To do
Scan each line of the records for the word "Distance" and extract the ones that have it.

Data for this exercise
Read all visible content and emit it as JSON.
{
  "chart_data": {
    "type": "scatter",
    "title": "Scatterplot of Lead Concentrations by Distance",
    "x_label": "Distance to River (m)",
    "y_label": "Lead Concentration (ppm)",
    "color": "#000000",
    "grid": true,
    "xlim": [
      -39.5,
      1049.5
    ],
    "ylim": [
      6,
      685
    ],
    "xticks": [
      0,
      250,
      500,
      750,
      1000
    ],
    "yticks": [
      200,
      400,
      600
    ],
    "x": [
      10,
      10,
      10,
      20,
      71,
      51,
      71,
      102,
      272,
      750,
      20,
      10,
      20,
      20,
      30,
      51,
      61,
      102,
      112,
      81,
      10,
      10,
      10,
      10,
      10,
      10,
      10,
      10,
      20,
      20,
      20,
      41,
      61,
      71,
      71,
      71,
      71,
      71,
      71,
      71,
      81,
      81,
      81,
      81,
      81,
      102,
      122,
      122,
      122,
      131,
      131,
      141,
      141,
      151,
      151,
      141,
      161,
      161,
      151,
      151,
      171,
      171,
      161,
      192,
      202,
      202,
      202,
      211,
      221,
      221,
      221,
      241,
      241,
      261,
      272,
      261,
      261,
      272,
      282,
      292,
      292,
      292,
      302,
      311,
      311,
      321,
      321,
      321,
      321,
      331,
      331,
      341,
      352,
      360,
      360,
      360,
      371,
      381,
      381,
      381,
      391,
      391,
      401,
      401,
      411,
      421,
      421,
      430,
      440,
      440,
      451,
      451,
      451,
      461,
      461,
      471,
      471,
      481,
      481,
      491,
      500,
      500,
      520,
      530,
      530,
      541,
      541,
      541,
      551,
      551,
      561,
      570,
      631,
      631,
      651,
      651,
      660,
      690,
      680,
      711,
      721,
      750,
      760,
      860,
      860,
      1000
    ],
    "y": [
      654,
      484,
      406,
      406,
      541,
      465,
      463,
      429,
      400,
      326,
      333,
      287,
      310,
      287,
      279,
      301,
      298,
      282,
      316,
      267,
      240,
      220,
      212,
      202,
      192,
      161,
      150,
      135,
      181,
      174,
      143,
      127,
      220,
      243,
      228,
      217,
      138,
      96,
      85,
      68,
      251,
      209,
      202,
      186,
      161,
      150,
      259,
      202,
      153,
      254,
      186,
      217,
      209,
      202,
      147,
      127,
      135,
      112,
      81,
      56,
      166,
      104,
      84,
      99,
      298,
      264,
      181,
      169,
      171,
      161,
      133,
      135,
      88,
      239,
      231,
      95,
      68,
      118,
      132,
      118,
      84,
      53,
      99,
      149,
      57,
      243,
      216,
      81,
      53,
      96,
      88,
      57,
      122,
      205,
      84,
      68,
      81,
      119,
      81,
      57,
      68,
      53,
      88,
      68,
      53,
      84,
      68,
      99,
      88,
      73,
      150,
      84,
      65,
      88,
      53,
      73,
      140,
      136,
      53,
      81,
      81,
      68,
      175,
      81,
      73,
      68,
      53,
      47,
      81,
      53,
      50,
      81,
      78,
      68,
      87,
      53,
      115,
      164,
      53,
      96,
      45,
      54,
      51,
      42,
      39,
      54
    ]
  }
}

Result of the task
    "title": "Scatterplot of Lead Concentrations by Distance",
    "x_label": "Distance to River (m)",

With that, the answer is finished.